Check every line below for the word "title" and give only the number of lines where it appears.

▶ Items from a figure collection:
□ □ □ □

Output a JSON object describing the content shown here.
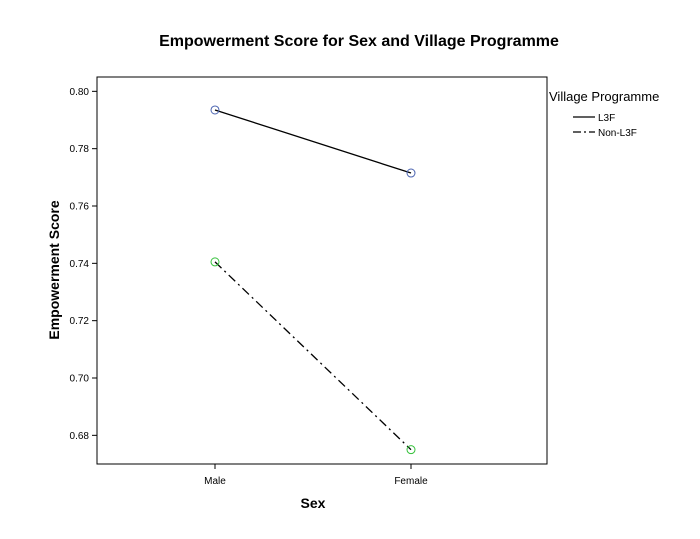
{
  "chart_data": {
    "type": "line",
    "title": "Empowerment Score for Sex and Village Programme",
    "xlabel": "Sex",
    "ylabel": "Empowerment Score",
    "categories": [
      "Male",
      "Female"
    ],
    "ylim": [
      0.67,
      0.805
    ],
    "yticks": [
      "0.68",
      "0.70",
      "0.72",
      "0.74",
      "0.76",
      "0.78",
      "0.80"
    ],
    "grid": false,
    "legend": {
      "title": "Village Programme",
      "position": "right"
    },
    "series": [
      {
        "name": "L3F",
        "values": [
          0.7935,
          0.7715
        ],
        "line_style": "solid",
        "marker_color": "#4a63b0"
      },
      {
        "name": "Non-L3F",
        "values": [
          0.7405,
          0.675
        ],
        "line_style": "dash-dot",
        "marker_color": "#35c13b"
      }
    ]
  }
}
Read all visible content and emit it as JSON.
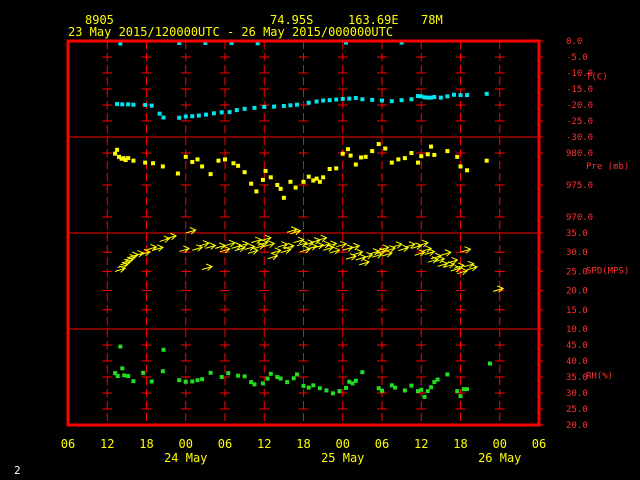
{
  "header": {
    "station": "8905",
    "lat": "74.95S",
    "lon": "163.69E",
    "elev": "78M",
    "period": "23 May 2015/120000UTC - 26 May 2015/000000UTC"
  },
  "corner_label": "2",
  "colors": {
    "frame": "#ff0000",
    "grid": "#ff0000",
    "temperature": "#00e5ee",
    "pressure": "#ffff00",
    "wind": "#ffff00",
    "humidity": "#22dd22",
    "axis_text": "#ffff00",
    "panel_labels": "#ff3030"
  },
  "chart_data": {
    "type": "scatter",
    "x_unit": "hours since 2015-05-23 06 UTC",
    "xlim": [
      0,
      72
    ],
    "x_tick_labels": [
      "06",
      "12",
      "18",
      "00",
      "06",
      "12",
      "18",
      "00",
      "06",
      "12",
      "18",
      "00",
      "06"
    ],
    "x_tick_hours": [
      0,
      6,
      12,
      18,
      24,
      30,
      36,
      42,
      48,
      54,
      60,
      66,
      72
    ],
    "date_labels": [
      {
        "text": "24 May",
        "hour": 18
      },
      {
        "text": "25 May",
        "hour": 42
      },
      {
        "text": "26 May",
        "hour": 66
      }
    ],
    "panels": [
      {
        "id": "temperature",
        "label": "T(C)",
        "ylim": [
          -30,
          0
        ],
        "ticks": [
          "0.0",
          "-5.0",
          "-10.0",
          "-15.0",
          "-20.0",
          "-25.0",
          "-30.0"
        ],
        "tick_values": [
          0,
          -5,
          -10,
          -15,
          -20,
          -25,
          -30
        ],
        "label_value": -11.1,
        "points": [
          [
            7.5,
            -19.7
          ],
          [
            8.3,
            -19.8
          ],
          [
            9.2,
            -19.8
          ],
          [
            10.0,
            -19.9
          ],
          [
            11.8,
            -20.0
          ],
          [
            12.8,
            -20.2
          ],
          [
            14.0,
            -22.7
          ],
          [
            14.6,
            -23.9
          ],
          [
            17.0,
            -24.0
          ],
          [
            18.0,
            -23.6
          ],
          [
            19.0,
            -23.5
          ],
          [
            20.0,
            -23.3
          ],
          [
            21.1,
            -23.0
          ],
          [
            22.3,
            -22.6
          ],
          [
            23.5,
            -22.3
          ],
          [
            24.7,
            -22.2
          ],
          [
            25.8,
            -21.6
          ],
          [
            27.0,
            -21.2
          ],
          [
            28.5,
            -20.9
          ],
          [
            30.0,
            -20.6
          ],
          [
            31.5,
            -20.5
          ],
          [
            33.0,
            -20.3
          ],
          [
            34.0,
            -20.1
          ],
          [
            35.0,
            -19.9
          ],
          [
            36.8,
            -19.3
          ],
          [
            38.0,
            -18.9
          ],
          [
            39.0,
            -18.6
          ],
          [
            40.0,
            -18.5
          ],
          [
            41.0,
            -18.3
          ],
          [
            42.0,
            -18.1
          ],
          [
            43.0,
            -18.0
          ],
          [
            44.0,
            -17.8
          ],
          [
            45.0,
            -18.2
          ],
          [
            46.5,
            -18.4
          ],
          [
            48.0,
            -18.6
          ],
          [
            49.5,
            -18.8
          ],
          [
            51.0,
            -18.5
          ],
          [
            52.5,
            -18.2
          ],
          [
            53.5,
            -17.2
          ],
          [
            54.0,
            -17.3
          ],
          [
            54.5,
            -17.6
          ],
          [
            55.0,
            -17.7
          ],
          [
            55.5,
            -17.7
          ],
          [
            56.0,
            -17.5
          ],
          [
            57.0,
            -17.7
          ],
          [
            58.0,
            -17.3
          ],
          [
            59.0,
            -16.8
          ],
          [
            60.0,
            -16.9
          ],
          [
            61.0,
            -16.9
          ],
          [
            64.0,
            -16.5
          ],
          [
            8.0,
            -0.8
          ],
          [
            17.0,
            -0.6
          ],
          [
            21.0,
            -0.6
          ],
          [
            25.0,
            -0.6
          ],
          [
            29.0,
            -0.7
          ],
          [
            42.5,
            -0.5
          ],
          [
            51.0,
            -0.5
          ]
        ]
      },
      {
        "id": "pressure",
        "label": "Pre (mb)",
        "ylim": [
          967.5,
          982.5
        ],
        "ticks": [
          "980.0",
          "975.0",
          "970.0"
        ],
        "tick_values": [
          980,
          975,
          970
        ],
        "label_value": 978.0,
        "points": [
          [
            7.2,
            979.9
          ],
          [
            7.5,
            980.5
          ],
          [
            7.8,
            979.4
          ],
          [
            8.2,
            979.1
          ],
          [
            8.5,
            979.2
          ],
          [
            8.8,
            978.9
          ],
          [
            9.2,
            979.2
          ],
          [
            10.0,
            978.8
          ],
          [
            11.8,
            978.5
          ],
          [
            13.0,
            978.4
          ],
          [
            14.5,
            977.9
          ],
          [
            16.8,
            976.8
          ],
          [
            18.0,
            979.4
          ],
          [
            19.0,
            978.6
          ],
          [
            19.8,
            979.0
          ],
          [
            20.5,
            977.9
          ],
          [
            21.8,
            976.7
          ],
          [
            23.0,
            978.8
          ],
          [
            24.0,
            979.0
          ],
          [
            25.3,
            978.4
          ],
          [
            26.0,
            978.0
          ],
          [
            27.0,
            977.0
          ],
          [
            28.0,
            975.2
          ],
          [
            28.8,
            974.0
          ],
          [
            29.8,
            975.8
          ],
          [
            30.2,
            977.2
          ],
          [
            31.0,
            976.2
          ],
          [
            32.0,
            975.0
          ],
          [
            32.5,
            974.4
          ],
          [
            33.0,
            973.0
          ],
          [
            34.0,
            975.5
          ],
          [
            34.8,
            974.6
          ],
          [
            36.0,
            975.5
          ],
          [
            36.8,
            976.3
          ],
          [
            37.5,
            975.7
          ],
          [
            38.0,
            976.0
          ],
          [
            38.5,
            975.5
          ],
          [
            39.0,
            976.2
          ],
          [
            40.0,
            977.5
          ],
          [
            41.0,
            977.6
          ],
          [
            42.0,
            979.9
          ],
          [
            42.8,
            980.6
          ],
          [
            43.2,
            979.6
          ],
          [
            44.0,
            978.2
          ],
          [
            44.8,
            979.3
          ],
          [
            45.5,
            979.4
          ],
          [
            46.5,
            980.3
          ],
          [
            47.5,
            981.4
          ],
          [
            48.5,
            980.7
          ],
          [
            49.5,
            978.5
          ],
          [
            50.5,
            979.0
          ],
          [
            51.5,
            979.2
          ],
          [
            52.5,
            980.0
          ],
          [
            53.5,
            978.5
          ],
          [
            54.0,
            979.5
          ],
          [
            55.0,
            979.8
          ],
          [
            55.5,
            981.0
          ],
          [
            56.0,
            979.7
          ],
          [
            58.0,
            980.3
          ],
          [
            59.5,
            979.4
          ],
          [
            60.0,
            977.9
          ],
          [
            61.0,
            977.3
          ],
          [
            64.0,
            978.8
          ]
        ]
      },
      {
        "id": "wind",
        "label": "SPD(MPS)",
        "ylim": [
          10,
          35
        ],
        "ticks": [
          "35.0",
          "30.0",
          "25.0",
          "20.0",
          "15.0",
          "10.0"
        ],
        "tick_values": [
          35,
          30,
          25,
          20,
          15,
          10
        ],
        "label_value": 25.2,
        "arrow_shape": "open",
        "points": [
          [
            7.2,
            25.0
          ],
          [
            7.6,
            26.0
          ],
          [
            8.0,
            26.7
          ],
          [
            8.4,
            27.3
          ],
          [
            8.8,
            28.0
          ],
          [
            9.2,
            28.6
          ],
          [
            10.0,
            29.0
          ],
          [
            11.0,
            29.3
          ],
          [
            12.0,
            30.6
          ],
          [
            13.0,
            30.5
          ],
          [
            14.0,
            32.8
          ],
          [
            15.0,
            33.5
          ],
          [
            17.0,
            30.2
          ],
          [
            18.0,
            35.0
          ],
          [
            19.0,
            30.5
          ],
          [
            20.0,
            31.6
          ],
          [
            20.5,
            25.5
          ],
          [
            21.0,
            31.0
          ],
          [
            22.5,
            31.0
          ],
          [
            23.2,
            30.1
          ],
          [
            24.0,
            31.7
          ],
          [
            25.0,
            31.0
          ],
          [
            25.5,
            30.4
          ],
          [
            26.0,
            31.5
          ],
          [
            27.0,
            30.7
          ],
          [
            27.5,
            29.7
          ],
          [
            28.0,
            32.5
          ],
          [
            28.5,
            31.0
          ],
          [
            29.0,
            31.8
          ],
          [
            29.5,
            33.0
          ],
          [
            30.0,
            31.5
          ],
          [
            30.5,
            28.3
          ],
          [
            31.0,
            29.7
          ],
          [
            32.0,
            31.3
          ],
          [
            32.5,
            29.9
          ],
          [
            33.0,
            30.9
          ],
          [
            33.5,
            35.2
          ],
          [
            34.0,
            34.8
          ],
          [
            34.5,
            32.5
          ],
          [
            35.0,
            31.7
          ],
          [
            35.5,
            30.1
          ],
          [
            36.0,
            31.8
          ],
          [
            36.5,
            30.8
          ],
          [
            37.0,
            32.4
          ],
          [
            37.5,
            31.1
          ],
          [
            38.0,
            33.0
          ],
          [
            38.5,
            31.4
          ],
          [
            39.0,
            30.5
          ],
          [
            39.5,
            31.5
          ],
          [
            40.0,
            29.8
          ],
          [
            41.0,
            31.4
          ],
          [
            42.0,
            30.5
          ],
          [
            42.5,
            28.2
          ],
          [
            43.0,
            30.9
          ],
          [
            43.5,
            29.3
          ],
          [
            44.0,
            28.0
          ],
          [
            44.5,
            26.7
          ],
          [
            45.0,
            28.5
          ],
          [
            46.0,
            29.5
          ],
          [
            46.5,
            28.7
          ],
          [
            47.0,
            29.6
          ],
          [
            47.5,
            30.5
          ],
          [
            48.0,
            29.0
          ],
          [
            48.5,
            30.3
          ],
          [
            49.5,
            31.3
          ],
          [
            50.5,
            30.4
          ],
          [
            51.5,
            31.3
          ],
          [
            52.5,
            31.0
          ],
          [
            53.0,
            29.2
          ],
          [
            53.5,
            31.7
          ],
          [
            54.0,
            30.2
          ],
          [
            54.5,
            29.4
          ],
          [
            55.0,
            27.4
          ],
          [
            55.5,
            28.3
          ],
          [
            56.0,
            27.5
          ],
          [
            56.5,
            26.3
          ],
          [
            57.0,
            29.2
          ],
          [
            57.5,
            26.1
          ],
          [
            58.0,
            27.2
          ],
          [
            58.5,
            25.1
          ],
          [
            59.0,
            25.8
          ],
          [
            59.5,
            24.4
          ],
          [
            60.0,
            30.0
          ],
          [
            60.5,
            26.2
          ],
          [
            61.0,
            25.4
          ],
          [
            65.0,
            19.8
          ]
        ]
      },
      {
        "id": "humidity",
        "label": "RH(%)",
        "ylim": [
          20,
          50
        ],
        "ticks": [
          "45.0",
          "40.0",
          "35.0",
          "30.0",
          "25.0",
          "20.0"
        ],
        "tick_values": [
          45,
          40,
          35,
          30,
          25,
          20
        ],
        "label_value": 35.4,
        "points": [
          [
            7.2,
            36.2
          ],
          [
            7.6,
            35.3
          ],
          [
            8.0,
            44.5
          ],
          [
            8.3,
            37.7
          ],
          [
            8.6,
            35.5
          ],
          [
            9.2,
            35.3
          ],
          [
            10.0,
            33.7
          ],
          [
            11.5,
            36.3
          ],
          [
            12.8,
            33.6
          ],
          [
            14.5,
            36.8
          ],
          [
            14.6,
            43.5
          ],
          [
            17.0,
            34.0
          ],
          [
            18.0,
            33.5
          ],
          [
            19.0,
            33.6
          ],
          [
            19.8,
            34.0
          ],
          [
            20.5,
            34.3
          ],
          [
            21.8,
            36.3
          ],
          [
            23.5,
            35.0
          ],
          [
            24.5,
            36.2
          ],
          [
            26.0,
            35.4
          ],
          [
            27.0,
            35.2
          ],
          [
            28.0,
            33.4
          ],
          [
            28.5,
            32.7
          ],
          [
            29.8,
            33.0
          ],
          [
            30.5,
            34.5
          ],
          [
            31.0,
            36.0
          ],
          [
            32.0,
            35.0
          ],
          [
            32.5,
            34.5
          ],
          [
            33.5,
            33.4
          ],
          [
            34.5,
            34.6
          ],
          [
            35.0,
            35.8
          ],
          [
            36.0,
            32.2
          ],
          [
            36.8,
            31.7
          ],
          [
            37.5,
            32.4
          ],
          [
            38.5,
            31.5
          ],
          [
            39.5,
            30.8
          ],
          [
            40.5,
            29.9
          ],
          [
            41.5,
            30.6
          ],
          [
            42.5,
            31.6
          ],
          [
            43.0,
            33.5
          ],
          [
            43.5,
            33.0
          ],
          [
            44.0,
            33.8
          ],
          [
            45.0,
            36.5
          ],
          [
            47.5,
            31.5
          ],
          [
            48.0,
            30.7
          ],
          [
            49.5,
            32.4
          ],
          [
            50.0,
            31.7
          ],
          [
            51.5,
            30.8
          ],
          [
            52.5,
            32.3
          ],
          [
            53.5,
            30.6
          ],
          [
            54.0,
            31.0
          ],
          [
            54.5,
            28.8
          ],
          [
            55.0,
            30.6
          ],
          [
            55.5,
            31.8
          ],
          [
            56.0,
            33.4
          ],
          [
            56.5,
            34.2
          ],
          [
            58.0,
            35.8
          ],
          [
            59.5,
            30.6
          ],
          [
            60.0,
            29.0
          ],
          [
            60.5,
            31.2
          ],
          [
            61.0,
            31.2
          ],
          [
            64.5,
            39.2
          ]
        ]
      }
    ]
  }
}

□ □ □ □

▶ The output:
2